DO THIS: Check every line below for the string "name", and copy the lines that contain it.

Stored entries:
## Start

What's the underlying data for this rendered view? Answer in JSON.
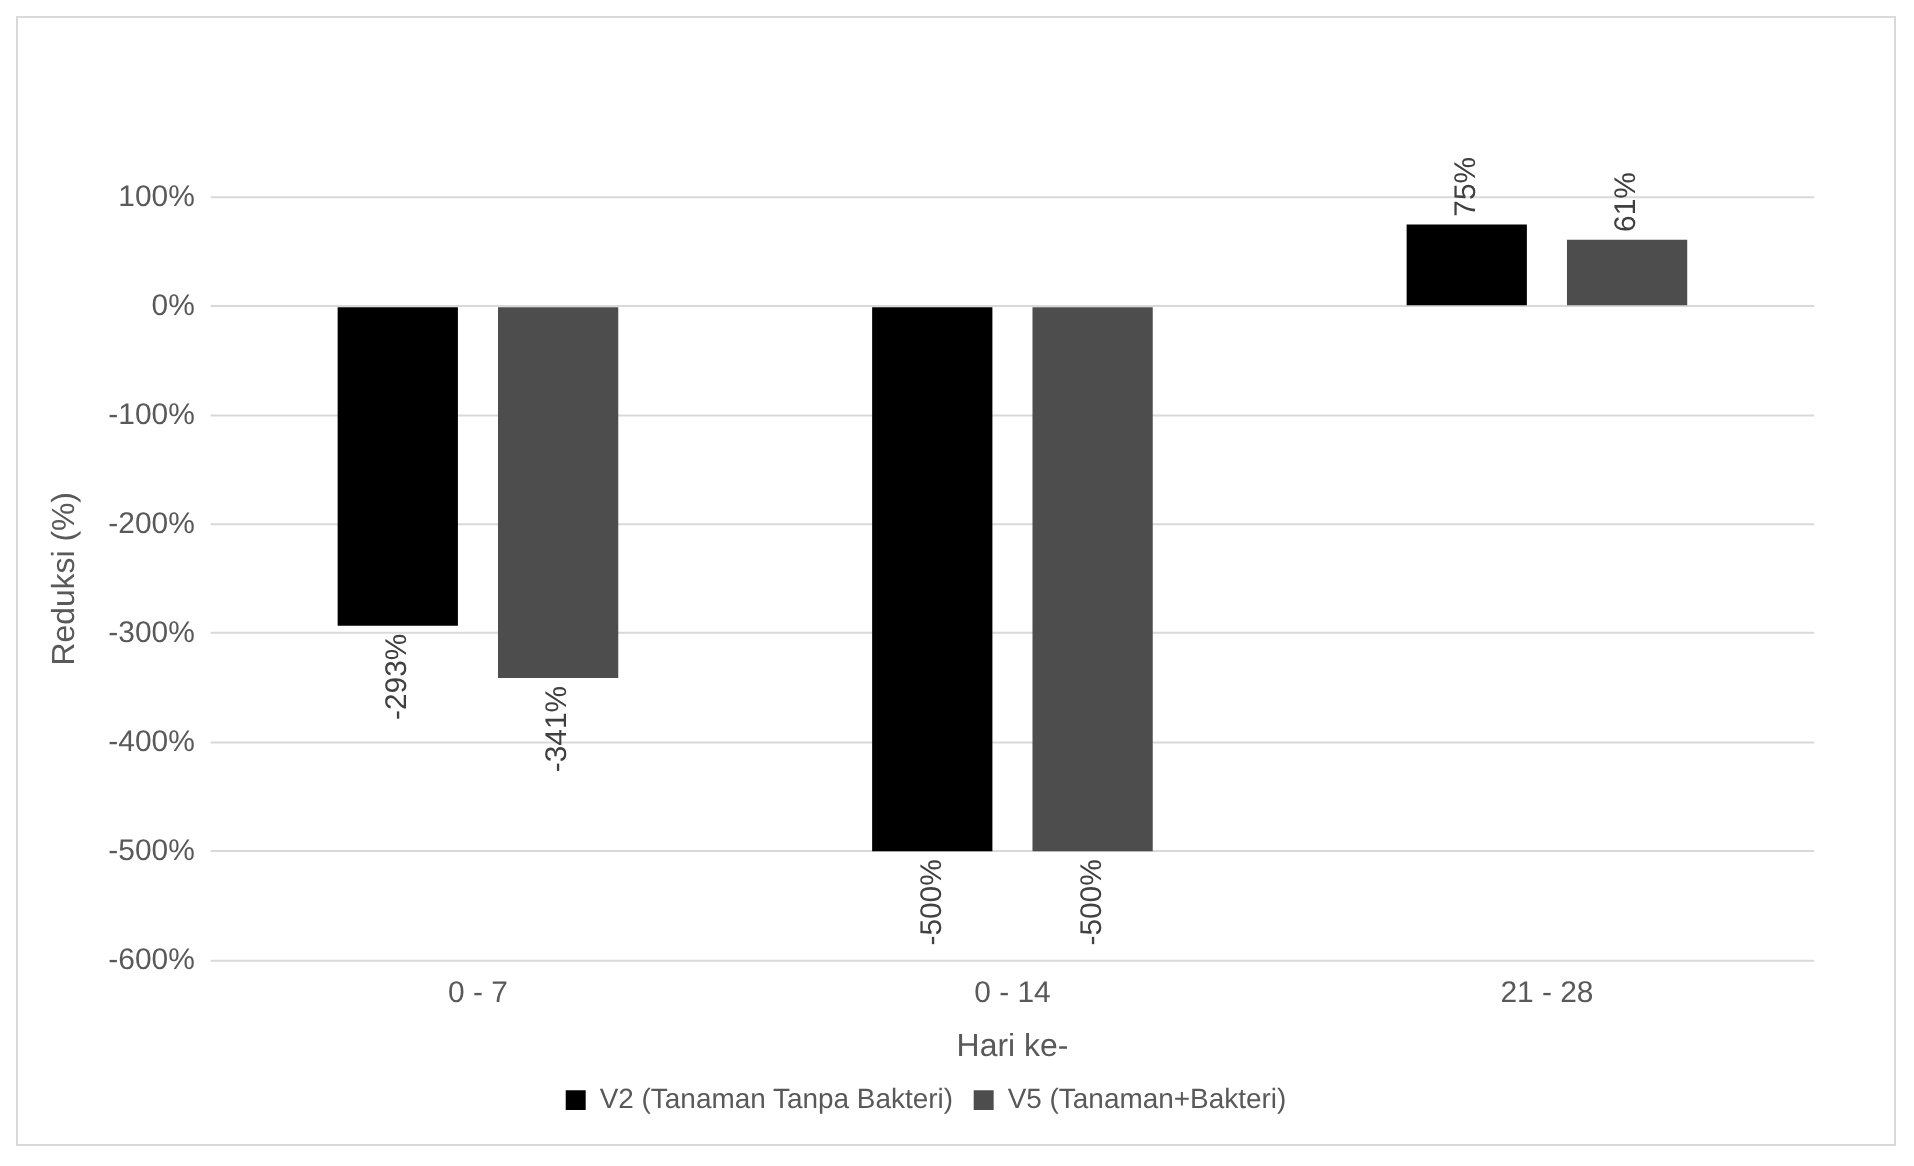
{
  "chart_data": {
    "type": "bar",
    "xlabel": "Hari ke-",
    "ylabel": "Reduksi (%)",
    "categories": [
      "0 - 7",
      "0 - 14",
      "21 - 28"
    ],
    "series": [
      {
        "name": "V2 (Tanaman Tanpa Bakteri)",
        "color": "#000000",
        "values": [
          -293,
          -500,
          75
        ],
        "value_labels": [
          "-293%",
          "-500%",
          "75%"
        ]
      },
      {
        "name": "V5 (Tanaman+Bakteri)",
        "color": "#4d4d4d",
        "values": [
          -341,
          -500,
          61
        ],
        "value_labels": [
          "-341%",
          "-500%",
          "61%"
        ]
      }
    ],
    "ylim": [
      -600,
      100
    ],
    "yticks": [
      {
        "value": -600,
        "label": "-600%"
      },
      {
        "value": -500,
        "label": "-500%"
      },
      {
        "value": -400,
        "label": "-400%"
      },
      {
        "value": -300,
        "label": "-300%"
      },
      {
        "value": -200,
        "label": "-200%"
      },
      {
        "value": -100,
        "label": "-100%"
      },
      {
        "value": 0,
        "label": "0%"
      },
      {
        "value": 100,
        "label": "100%"
      }
    ],
    "grid": "y",
    "legend": "bottom"
  }
}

## End

WRITTEN SOLUTION:
        "name": "V2 (Tanaman Tanpa Bakteri)",
        "name": "V5 (Tanaman+Bakteri)",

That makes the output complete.